■ TASK TO CARRY OUT
Read the records and gather each line that includes "Filipinów".

## BEGIN MATERIAL FOR THE TASK

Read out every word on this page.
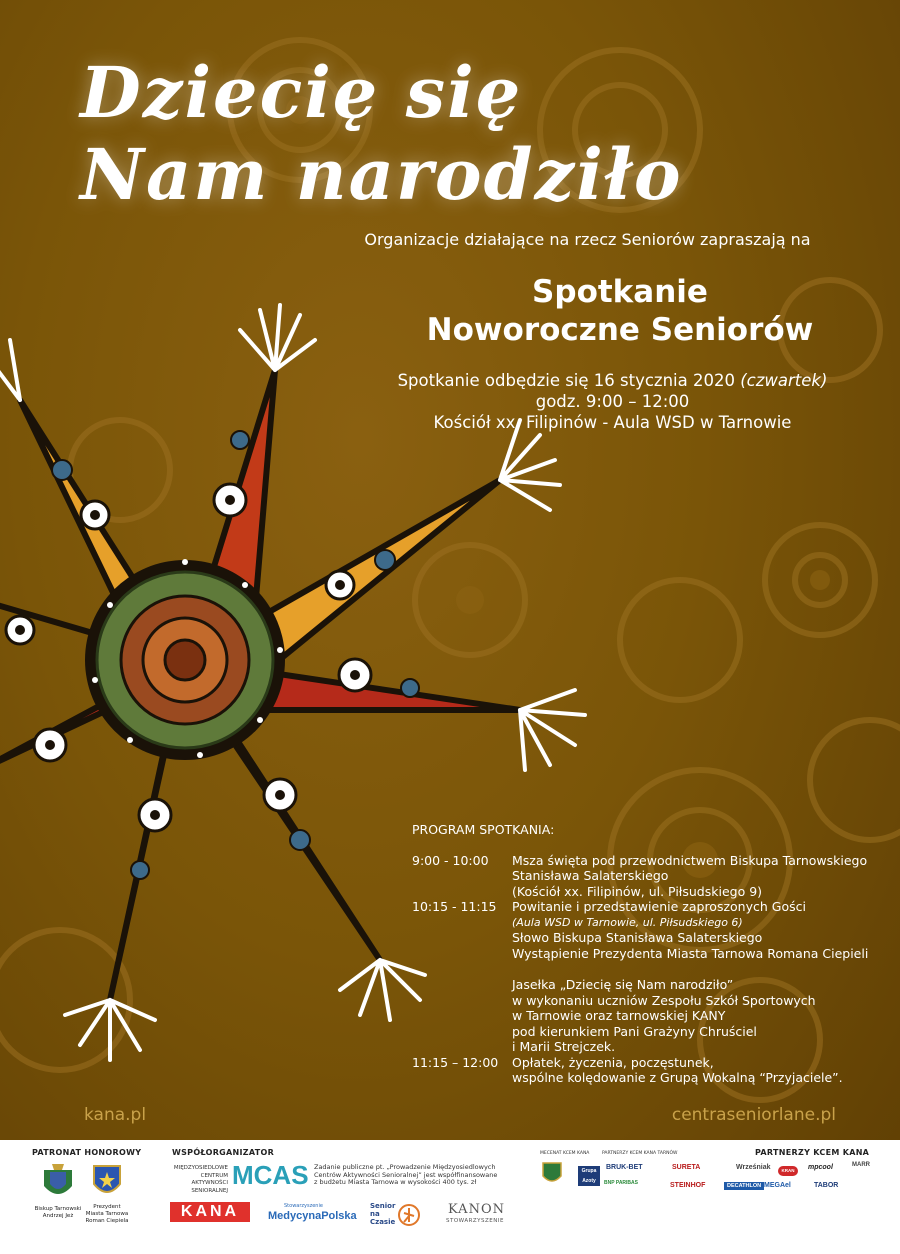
Dziecię się
Nam narodziło
Organizacje działające na rzecz Seniorów zapraszają na
Spotkanie
Noworoczne Seniorów
Spotkanie odbędzie się 16 stycznia 2020 (czwartek)
godz. 9:00 – 12:00
Kościół xx. Filipinów - Aula WSD w Tarnowie
PROGRAM SPOTKANIA:
9:00 - 10:00	Msza święta pod przewodnictwem Biskupa Tarnowskiego
Stanisława Salaterskiego
(Kościół xx. Filipinów, ul. Piłsudskiego 9)
10:15 - 11:15	Powitanie i przedstawienie zaproszonych Gości
(Aula WSD w Tarnowie, ul. Piłsudskiego 6)
Słowo Biskupa Stanisława Salaterskiego
Wystąpienie Prezydenta Miasta Tarnowa Romana Ciepieli
Jasełka „Dziecię się Nam narodziło”
w wykonaniu uczniów Zespołu Szkół Sportowych
w Tarnowie oraz tarnowskiej KANY
pod kierunkiem Pani Grażyny Chruściel
i Marii Strejczek.
11:15 – 12:00	Opłatek, życzenia, poczęstunek,
wspólne kolędowanie z Grupą Wokalną “Przyjaciele”.
kana.pl	centraseniorlane.pl
PATRONAT HONOROWY
Biskup Tarnowski
Andrzej Jeż
Prezydent
Miasta Tarnowa
Roman Ciepiela
WSPÓŁORGANIZATOR
MIĘDZYOSIEDLOWE
CENTRUM AKTYWNOŚCI
SENIORALNEJ
MCAS Zadanie publiczne pt. „Prowadzenie Międzyosiedlowych
Centrów Aktywności Senioralnej” jest współfinansowane
z budżetu Miasta Tarnowa w wysokości 400 tys. zł
KANA	Stowarzyszenie
MedycynaPolska
Senior
na
Czasie
KANON
STOWARZYSZENIE
PARTNERZY KCEM KANA
MECENAT KCEM KANA	PARTNERZY KCEM KANA TARNÓW
Grupa Azoty
BRUK-BET
BNP PARIBAS
SURETA
STEINHOF
Wrześniak
DECATHLON
KRAN
MEGAel
mpcool
TABOR
MARR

## END MATERIAL FOR THE TASK

■ TASK SOLUTION
Kościół xx. Filipinów - Aula WSD w Tarnowie
(Kościół xx. Filipinów, ul. Piłsudskiego 9)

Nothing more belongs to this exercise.